> _Records for the exercise_:
+ + +

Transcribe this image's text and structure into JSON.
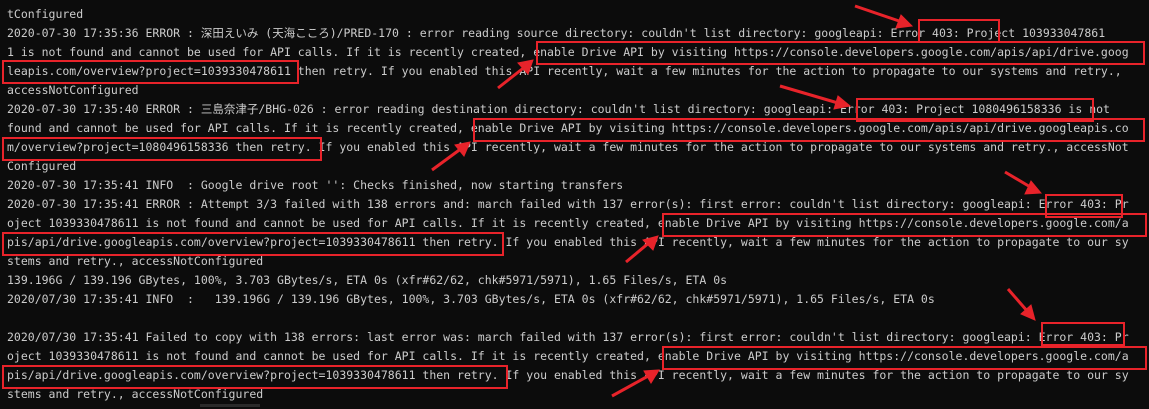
{
  "terminal": {
    "lines": [
      "tConfigured",
      "2020-07-30 17:35:36 ERROR : 深田えいみ (天海こころ)/PRED-170 : error reading source directory: couldn't list directory: googleapi: Error 403: Project 103933047861",
      "1 is not found and cannot be used for API calls. If it is recently created, enable Drive API by visiting https://console.developers.google.com/apis/api/drive.goog",
      "leapis.com/overview?project=1039330478611 then retry. If you enabled this API recently, wait a few minutes for the action to propagate to our systems and retry.,",
      "accessNotConfigured",
      "2020-07-30 17:35:40 ERROR : 三島奈津子/BHG-026 : error reading destination directory: couldn't list directory: googleapi: Error 403: Project 1080496158336 is not",
      "found and cannot be used for API calls. If it is recently created, enable Drive API by visiting https://console.developers.google.com/apis/api/drive.googleapis.co",
      "m/overview?project=1080496158336 then retry. If you enabled this API recently, wait a few minutes for the action to propagate to our systems and retry., accessNot",
      "Configured",
      "2020-07-30 17:35:41 INFO  : Google drive root '': Checks finished, now starting transfers",
      "2020-07-30 17:35:41 ERROR : Attempt 3/3 failed with 138 errors and: march failed with 137 error(s): first error: couldn't list directory: googleapi: Error 403: Pr",
      "oject 1039330478611 is not found and cannot be used for API calls. If it is recently created, enable Drive API by visiting https://console.developers.google.com/a",
      "pis/api/drive.googleapis.com/overview?project=1039330478611 then retry. If you enabled this API recently, wait a few minutes for the action to propagate to our sy",
      "stems and retry., accessNotConfigured",
      "139.196G / 139.196 GBytes, 100%, 3.703 GBytes/s, ETA 0s (xfr#62/62, chk#5971/5971), 1.65 Files/s, ETA 0s",
      "2020/07/30 17:35:41 INFO  :   139.196G / 139.196 GBytes, 100%, 3.703 GBytes/s, ETA 0s (xfr#62/62, chk#5971/5971), 1.65 Files/s, ETA 0s",
      "",
      "2020/07/30 17:35:41 Failed to copy with 138 errors: last error was: march failed with 137 error(s): first error: couldn't list directory: googleapi: Error 403: Pr",
      "oject 1039330478611 is not found and cannot be used for API calls. If it is recently created, enable Drive API by visiting https://console.developers.google.com/a",
      "pis/api/drive.googleapis.com/overview?project=1039330478611 then retry. If you enabled this API recently, wait a few minutes for the action to propagate to our sy",
      "stems and retry., accessNotConfigured"
    ]
  },
  "colors": {
    "background": "#0c0c0c",
    "text": "#cccccc",
    "annotation": "#e8232a"
  }
}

+ + +

> _Problem requirements_: Looking at the entries above, state how many lines contain "accessNotConfigured"; give the number alone.

> _Written answer_: 3